Where the data below has the string "this", return the whole line.

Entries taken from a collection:

- - - - - - -

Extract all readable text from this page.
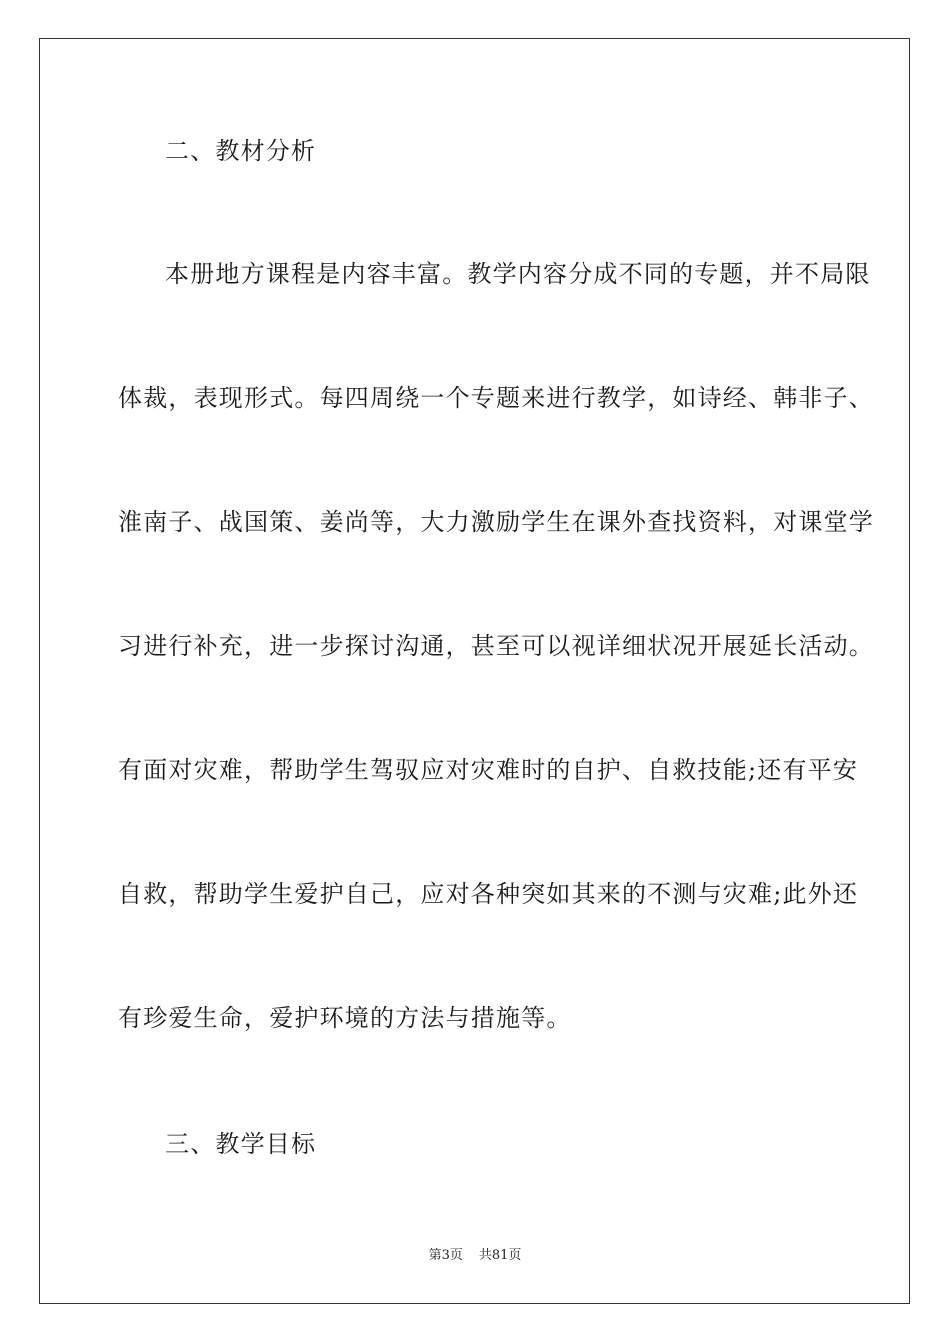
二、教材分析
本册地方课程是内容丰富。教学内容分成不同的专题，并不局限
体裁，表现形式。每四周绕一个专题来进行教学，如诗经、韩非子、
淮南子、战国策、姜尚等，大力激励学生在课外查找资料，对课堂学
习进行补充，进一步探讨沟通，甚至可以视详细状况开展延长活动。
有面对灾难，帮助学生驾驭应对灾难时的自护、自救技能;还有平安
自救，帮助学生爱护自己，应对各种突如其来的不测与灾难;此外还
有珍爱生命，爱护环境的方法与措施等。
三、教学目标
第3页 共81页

- - - - - - -

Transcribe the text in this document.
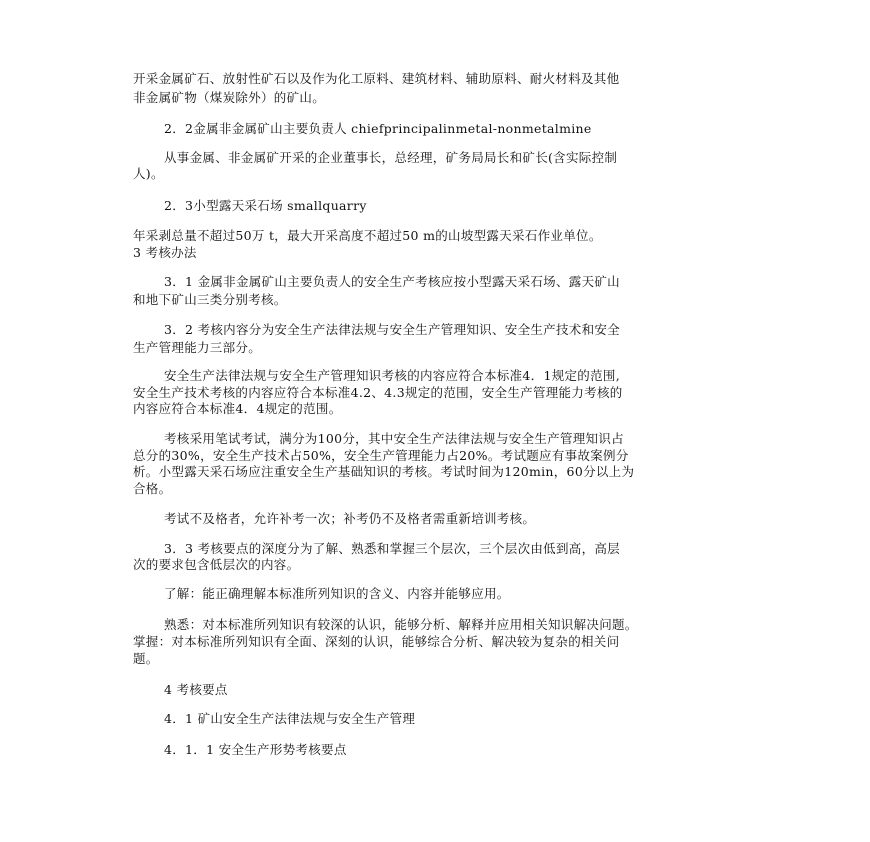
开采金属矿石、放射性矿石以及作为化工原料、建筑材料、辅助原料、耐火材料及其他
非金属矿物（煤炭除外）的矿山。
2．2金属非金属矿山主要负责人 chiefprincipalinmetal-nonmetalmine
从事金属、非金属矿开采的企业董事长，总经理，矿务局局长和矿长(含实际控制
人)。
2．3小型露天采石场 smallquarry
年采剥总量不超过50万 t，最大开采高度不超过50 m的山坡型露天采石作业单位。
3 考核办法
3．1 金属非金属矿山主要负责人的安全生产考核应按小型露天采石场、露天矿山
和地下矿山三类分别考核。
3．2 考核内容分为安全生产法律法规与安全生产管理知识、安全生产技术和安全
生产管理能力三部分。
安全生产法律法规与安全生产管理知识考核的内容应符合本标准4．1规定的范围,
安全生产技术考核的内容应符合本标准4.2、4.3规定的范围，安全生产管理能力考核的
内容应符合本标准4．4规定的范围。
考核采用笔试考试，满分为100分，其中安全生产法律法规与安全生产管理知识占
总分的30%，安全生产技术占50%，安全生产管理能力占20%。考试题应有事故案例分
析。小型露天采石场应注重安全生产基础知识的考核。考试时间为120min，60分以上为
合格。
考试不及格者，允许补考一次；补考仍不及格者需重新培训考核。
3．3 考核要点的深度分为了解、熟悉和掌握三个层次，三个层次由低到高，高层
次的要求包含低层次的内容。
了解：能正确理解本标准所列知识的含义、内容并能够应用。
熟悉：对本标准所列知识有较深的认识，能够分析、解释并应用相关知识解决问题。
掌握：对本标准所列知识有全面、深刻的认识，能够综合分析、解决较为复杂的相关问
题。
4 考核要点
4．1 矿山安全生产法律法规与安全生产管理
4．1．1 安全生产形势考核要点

- - - - - - -

Correct answer:
Extract all readable text from this page.
Transcribe the text in this document.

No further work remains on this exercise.